_Material for this task_:

>> begin

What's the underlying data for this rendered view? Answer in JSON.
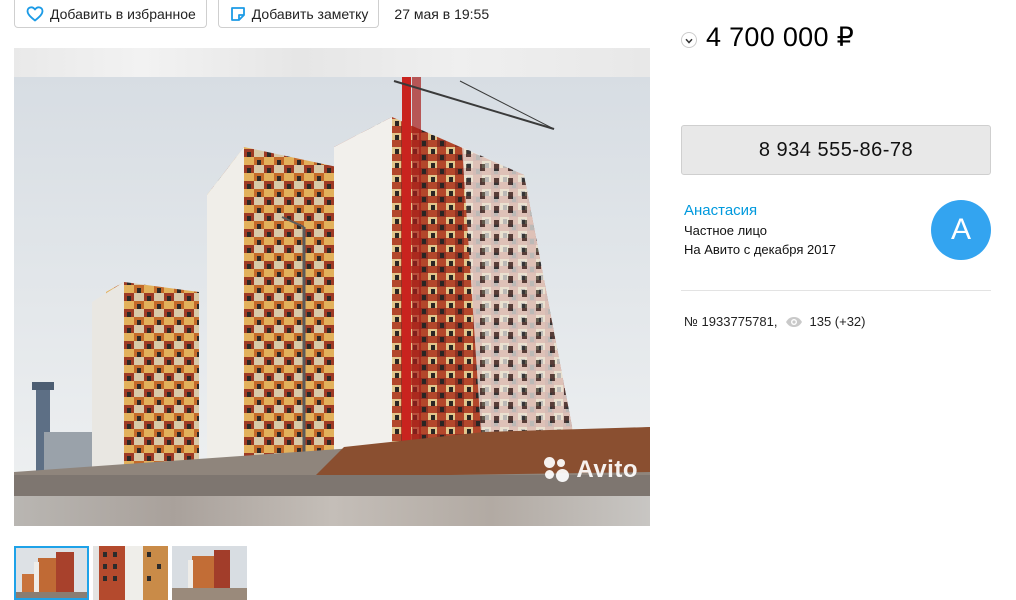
{
  "actions": {
    "favorite_label": "Добавить в избранное",
    "note_label": "Добавить заметку",
    "date": "27 мая в 19:55"
  },
  "gallery": {
    "watermark": "Avito",
    "thumbnail_count": 3
  },
  "listing": {
    "price": "4 700 000 ₽",
    "phone": "8 934 555-86-78",
    "number": "№ 1933775781,",
    "views": "135 (+32)"
  },
  "seller": {
    "name": "Анастасия",
    "type": "Частное лицо",
    "since": "На Авито с декабря 2017",
    "avatar_letter": "А"
  },
  "icons": {
    "favorite": "heart-icon",
    "note": "note-icon",
    "price_toggle": "chevron-down-icon",
    "views": "eye-icon"
  },
  "colors": {
    "accent": "#0099dd",
    "avatar": "#33a4f0",
    "thumb_active": "#1ea2e8",
    "phone_button": "#e8e8e8"
  }
}
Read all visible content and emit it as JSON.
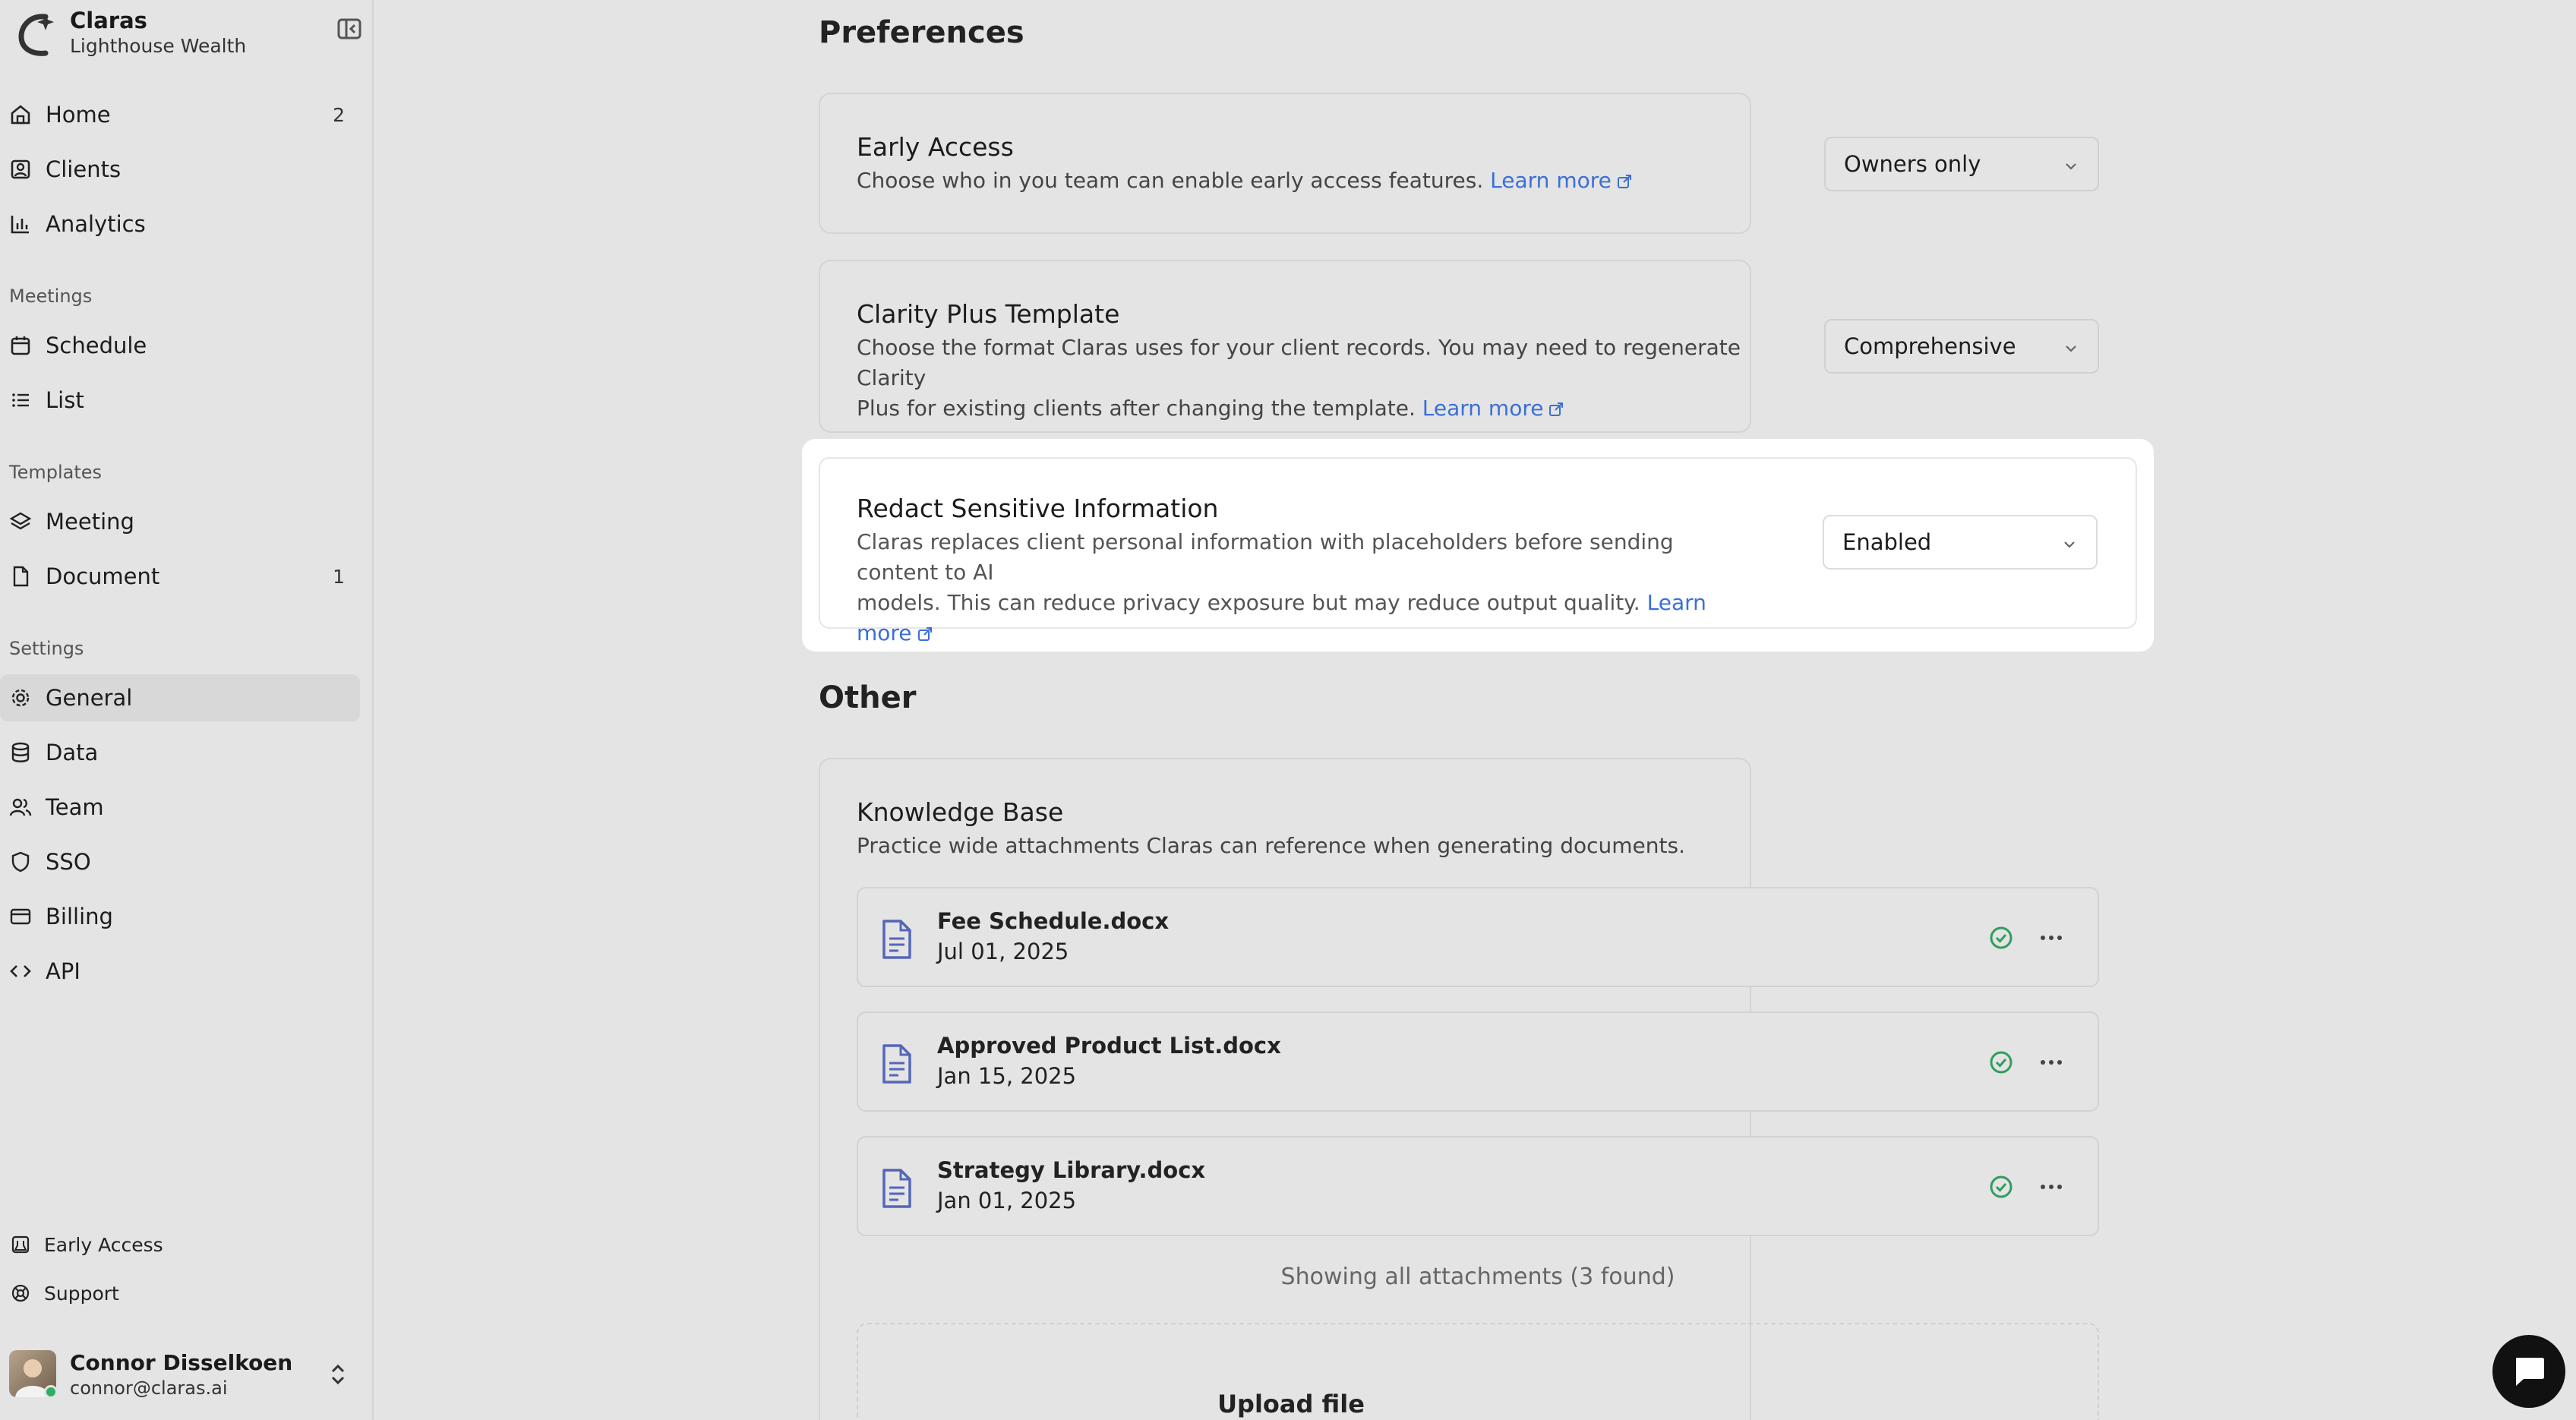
{
  "sidebar": {
    "brand_name": "Claras",
    "org_name": "Lighthouse Wealth",
    "main_items": [
      {
        "label": "Home",
        "count": "2"
      },
      {
        "label": "Clients"
      },
      {
        "label": "Analytics"
      }
    ],
    "meetings_title": "Meetings",
    "meetings_items": [
      {
        "label": "Schedule"
      },
      {
        "label": "List"
      }
    ],
    "templates_title": "Templates",
    "templates_items": [
      {
        "label": "Meeting"
      },
      {
        "label": "Document",
        "count": "1"
      }
    ],
    "settings_title": "Settings",
    "settings_items": [
      {
        "label": "General",
        "active": true
      },
      {
        "label": "Data"
      },
      {
        "label": "Team"
      },
      {
        "label": "SSO"
      },
      {
        "label": "Billing"
      },
      {
        "label": "API"
      }
    ],
    "bottom_items": [
      {
        "label": "Early Access"
      },
      {
        "label": "Support"
      }
    ],
    "user": {
      "name": "Connor Disselkoen",
      "email": "connor@claras.ai"
    }
  },
  "preferences": {
    "title": "Preferences",
    "early_access": {
      "title": "Early Access",
      "desc": "Choose who in you team can enable early access features.",
      "link": "Learn more",
      "value": "Owners only"
    },
    "clarity_plus": {
      "title": "Clarity Plus Template",
      "desc_1": "Choose the format Claras uses for your client records. You may need to regenerate Clarity",
      "desc_2": "Plus for existing clients after changing the template.",
      "link": "Learn more",
      "value": "Comprehensive"
    },
    "redact": {
      "title": "Redact Sensitive Information",
      "desc_1": "Claras replaces client personal information with placeholders before sending content to AI",
      "desc_2": "models. This can reduce privacy exposure but may reduce output quality.",
      "link": "Learn more",
      "value": "Enabled"
    }
  },
  "other": {
    "title": "Other",
    "knowledge_base": {
      "title": "Knowledge Base",
      "desc": "Practice wide attachments Claras can reference when generating documents.",
      "files": [
        {
          "name": "Fee Schedule.docx",
          "date": "Jul 01, 2025"
        },
        {
          "name": "Approved Product List.docx",
          "date": "Jan 15, 2025"
        },
        {
          "name": "Strategy Library.docx",
          "date": "Jan 01, 2025"
        }
      ],
      "count_text": "Showing all attachments (3 found)",
      "upload_label": "Upload file"
    }
  },
  "colors": {
    "accent_link": "#3b6fd6",
    "success": "#2f9e5e",
    "file_icon": "#5566b8"
  }
}
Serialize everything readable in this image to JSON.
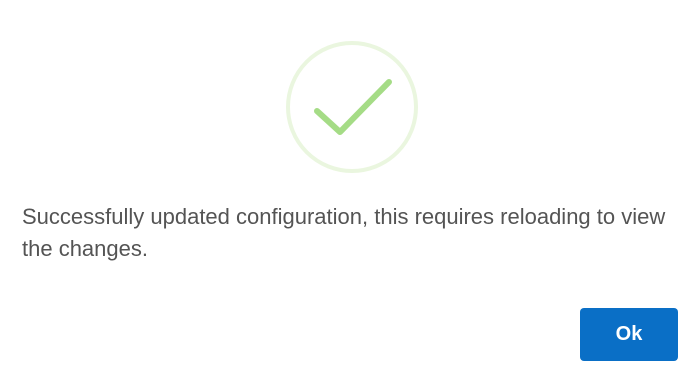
{
  "dialog": {
    "status_icon": "success-checkmark-icon",
    "message": "Successfully updated configuration, this requires reloading to view the changes.",
    "ok_label": "Ok"
  },
  "colors": {
    "success_ring": "#eaf6df",
    "success_check": "#a5dc86",
    "button_bg": "#0a6fc6",
    "button_text": "#ffffff",
    "message_text": "#545454"
  }
}
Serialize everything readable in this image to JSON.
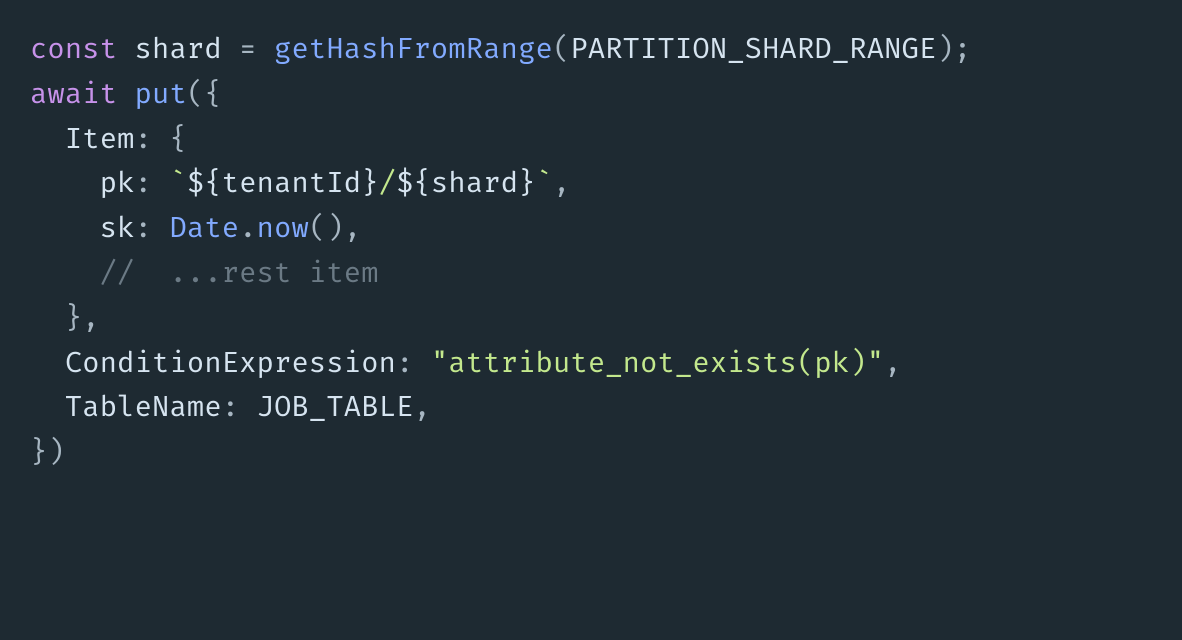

>> end

_Task statement_: Write out every entry again word for word, without any of the pictures.

_Result_:
What's the underlying data for this rendered view? Answer in JSON.
{
  "actions": {
    "favorite_label": "Добавить в избранное",
    "note_label": "Добавить заметку",
    "date": "27 мая в 19:55"
  },
  "gallery": {
    "watermark": "Avito",
    "thumbnail_count": 3
  },
  "listing": {
    "price": "4 700 000 ₽",
    "phone": "8 934 555-86-78",
    "number": "№ 1933775781,",
    "views": "135 (+32)"
  },
  "seller": {
    "name": "Анастасия",
    "type": "Частное лицо",
    "since": "На Авито с декабря 2017",
    "avatar_letter": "А"
  },
  "icons": {
    "favorite": "heart-icon",
    "note": "note-icon",
    "price_toggle": "chevron-down-icon",
    "views": "eye-icon"
  },
  "colors": {
    "accent": "#0099dd",
    "avatar": "#33a4f0",
    "thumb_active": "#1ea2e8",
    "phone_button": "#e8e8e8"
  }
}
Read all visible content and emit it as JSON.
{
  "sidebar": {
    "brand_name": "Claras",
    "org_name": "Lighthouse Wealth",
    "main_items": [
      {
        "label": "Home",
        "count": "2"
      },
      {
        "label": "Clients"
      },
      {
        "label": "Analytics"
      }
    ],
    "meetings_title": "Meetings",
    "meetings_items": [
      {
        "label": "Schedule"
      },
      {
        "label": "List"
      }
    ],
    "templates_title": "Templates",
    "templates_items": [
      {
        "label": "Meeting"
      },
      {
        "label": "Document",
        "count": "1"
      }
    ],
    "settings_title": "Settings",
    "settings_items": [
      {
        "label": "General",
        "active": true
      },
      {
        "label": "Data"
      },
      {
        "label": "Team"
      },
      {
        "label": "SSO"
      },
      {
        "label": "Billing"
      },
      {
        "label": "API"
      }
    ],
    "bottom_items": [
      {
        "label": "Early Access"
      },
      {
        "label": "Support"
      }
    ],
    "user": {
      "name": "Connor Disselkoen",
      "email": "connor@claras.ai"
    }
  },
  "preferences": {
    "title": "Preferences",
    "early_access": {
      "title": "Early Access",
      "desc": "Choose who in you team can enable early access features.",
      "link": "Learn more",
      "value": "Owners only"
    },
    "clarity_plus": {
      "title": "Clarity Plus Template",
      "desc_1": "Choose the format Claras uses for your client records. You may need to regenerate Clarity",
      "desc_2": "Plus for existing clients after changing the template.",
      "link": "Learn more",
      "value": "Comprehensive"
    },
    "redact": {
      "title": "Redact Sensitive Information",
      "desc_1": "Claras replaces client personal information with placeholders before sending content to AI",
      "desc_2": "models. This can reduce privacy exposure but may reduce output quality.",
      "link": "Learn more",
      "value": "Enabled"
    }
  },
  "other": {
    "title": "Other",
    "knowledge_base": {
      "title": "Knowledge Base",
      "desc": "Practice wide attachments Claras can reference when generating documents.",
      "files": [
        {
          "name": "Fee Schedule.docx",
          "date": "Jul 01, 2025"
        },
        {
          "name": "Approved Product List.docx",
          "date": "Jan 15, 2025"
        },
        {
          "name": "Strategy Library.docx",
          "date": "Jan 01, 2025"
        }
      ],
      "count_text": "Showing all attachments (3 found)",
      "upload_label": "Upload file"
    }
  },
  "colors": {
    "accent_link": "#3b6fd6",
    "success": "#2f9e5e",
    "file_icon": "#5566b8"
  }
}
Serialize everything readable in this image to JSON.
{
  "dialog": {
    "status_icon": "success-checkmark-icon",
    "message": "Successfully updated configuration, this requires reloading to view the changes.",
    "ok_label": "Ok"
  },
  "colors": {
    "success_ring": "#eaf6df",
    "success_check": "#a5dc86",
    "button_bg": "#0a6fc6",
    "button_text": "#ffffff",
    "message_text": "#545454"
  }
}
Serialize everything readable in this image to JSON.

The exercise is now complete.